(Dataset listings of figures)
+ + + + +
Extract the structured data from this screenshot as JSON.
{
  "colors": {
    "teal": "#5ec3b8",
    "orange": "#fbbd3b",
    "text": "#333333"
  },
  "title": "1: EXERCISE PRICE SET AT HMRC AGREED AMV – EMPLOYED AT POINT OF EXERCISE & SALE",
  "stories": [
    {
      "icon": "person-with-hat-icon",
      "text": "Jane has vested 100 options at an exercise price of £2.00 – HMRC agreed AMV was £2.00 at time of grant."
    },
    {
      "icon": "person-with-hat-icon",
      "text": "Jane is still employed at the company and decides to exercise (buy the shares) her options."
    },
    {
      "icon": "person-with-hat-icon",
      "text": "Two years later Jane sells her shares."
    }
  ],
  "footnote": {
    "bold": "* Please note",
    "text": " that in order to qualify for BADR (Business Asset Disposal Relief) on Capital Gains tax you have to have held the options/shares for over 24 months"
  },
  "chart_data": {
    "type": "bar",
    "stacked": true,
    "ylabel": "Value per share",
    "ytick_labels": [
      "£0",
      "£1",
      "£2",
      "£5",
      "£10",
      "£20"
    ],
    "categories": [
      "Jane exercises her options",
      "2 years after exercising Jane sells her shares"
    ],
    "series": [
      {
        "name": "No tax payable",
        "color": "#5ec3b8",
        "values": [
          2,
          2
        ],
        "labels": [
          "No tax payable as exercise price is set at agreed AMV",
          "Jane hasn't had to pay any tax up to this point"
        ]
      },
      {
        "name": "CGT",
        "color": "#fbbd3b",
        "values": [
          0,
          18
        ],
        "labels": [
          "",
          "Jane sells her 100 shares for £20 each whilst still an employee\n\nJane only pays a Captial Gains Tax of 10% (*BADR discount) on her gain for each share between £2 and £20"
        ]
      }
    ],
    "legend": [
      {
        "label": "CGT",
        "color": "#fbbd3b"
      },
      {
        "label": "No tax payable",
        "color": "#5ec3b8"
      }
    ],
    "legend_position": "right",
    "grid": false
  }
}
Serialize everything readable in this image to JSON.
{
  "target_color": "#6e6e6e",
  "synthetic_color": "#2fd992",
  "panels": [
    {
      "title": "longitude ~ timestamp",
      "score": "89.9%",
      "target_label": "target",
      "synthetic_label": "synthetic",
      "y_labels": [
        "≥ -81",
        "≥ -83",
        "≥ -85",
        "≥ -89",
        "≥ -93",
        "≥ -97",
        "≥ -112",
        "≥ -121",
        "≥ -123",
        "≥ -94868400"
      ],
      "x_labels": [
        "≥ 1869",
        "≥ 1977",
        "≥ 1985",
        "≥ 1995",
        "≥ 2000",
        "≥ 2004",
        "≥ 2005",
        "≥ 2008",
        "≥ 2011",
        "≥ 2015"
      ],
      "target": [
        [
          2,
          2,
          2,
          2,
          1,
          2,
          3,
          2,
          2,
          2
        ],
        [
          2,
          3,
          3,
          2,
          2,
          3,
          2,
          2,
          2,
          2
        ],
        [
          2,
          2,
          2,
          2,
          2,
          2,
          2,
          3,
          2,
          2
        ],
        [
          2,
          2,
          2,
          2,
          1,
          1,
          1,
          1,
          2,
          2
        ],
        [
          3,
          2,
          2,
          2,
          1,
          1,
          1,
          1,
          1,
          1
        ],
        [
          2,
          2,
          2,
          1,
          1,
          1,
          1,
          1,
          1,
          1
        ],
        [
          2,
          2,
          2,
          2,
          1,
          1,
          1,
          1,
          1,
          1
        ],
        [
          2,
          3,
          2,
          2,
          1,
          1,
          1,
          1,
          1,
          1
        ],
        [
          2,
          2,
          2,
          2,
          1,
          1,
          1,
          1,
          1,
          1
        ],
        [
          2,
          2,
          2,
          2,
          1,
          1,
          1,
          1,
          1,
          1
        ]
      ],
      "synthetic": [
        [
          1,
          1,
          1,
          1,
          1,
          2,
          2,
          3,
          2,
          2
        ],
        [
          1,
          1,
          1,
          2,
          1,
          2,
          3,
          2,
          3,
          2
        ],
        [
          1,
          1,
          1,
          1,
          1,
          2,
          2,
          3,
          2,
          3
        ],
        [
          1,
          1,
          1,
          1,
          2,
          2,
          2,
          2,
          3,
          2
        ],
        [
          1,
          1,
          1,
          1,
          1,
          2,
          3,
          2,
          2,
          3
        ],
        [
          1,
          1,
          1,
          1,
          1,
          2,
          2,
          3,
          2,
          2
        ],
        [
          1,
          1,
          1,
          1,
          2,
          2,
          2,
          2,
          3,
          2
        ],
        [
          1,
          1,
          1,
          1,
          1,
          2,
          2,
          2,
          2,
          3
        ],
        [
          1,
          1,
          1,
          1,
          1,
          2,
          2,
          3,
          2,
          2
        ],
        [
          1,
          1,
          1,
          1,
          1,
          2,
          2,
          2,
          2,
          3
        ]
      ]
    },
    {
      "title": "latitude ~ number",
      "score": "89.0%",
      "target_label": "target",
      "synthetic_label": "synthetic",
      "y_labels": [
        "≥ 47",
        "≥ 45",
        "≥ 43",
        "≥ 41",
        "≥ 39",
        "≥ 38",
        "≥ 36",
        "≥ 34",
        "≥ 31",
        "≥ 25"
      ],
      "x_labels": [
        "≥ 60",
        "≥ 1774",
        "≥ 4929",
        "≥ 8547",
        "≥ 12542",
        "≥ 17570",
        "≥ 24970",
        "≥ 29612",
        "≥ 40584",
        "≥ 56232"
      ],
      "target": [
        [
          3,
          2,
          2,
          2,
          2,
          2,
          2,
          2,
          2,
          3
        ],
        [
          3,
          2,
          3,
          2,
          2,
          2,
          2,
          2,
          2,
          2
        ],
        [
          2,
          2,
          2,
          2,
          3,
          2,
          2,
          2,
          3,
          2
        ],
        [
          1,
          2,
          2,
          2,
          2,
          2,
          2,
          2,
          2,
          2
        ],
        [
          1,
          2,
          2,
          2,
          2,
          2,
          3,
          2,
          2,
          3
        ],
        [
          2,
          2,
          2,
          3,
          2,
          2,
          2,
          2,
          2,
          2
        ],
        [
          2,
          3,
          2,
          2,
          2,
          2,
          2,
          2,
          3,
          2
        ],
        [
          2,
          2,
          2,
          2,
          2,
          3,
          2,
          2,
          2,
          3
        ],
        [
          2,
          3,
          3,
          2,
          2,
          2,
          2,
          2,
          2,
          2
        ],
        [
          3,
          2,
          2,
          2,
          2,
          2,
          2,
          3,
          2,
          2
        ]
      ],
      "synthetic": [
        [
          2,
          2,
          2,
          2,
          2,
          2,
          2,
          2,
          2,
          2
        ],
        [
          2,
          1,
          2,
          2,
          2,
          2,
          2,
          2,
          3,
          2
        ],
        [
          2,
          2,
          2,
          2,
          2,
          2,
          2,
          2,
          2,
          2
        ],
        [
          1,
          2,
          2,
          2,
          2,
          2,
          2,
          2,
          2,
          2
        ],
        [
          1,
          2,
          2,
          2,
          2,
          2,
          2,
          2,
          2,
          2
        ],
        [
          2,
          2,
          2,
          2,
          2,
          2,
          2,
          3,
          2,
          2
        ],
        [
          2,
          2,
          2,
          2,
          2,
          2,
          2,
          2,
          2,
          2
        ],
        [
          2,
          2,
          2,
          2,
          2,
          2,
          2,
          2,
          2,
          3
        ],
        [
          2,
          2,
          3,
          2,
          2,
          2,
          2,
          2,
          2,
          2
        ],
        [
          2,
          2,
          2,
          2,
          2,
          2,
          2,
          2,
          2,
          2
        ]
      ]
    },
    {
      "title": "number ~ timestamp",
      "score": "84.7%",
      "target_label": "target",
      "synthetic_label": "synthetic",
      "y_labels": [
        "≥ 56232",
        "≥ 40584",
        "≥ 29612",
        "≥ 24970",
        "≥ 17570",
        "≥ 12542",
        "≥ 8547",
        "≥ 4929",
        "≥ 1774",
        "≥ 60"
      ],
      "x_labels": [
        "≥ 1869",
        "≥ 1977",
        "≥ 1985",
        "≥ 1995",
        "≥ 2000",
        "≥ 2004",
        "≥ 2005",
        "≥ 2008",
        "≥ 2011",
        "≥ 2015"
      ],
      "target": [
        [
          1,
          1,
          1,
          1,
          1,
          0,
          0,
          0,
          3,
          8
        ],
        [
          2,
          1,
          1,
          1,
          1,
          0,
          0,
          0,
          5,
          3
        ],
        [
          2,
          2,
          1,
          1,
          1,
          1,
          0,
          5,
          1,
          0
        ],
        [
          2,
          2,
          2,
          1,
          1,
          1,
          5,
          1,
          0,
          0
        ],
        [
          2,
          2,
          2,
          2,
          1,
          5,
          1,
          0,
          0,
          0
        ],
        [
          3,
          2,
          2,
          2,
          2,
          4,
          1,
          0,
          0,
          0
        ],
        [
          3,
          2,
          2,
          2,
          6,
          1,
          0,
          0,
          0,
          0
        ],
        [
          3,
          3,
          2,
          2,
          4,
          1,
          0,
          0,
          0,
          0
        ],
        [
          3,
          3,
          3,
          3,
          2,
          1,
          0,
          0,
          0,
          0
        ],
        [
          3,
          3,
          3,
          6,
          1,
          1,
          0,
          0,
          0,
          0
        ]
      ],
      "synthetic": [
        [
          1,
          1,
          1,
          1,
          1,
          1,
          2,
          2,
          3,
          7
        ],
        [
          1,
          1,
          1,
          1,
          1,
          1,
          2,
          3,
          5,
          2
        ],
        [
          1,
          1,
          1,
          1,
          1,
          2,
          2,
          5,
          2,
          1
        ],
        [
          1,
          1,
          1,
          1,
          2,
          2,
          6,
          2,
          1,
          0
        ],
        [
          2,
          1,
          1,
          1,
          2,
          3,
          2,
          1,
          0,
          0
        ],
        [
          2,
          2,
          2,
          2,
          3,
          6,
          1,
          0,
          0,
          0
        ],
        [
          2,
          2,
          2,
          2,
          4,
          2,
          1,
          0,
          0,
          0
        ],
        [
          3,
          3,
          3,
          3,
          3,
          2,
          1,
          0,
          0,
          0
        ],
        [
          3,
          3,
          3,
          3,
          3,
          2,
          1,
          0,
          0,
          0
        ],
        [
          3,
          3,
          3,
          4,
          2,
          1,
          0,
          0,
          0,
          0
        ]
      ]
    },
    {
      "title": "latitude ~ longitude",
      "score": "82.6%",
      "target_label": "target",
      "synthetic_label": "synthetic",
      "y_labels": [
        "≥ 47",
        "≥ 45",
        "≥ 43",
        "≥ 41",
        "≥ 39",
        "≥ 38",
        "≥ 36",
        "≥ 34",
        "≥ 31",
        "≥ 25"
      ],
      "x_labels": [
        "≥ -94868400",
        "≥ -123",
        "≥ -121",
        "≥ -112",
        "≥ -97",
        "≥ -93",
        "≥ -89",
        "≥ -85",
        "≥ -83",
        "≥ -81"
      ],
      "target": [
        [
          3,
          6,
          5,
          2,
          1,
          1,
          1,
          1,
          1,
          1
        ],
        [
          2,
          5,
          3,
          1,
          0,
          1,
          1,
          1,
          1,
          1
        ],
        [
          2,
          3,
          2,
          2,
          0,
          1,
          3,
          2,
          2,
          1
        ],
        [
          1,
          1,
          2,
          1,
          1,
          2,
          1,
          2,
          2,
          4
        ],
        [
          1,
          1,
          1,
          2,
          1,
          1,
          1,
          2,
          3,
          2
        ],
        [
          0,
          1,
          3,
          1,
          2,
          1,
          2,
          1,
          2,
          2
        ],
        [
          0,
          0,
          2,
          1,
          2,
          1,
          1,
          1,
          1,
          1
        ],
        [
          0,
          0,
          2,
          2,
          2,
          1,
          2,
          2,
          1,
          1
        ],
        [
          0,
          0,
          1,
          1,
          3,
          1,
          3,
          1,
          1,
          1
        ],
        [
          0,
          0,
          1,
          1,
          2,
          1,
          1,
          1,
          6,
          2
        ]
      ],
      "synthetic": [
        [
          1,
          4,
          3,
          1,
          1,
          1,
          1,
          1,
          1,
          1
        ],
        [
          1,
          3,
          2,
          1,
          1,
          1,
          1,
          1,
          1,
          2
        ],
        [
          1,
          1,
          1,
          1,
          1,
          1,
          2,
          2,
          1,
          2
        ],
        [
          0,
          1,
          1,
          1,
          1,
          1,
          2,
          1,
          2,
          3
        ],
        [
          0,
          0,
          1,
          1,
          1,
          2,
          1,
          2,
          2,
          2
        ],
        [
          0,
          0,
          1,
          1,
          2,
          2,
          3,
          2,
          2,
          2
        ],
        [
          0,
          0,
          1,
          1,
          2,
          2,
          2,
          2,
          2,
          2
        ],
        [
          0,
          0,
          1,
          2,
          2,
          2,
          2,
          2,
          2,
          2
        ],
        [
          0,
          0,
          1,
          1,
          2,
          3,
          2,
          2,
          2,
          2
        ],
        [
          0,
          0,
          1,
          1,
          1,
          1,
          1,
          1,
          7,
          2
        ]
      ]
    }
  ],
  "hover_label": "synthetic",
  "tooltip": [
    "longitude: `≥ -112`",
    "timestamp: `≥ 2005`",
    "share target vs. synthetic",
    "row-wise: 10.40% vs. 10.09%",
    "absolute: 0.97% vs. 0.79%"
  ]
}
+ + + + +
● **Task directions**:
Select from the material above each line in which the string "sells" appears, and list those lines.

● **Solution**:
      "text": "Two years later Jane sells her shares."
      "2 years after exercising Jane sells her shares"
          "Jane sells her 100 shares for £20 each whilst still an employee\n\nJane only pays a Captial Gains Tax of 10% (*BADR discount) on her gain for each share between £2 and £20"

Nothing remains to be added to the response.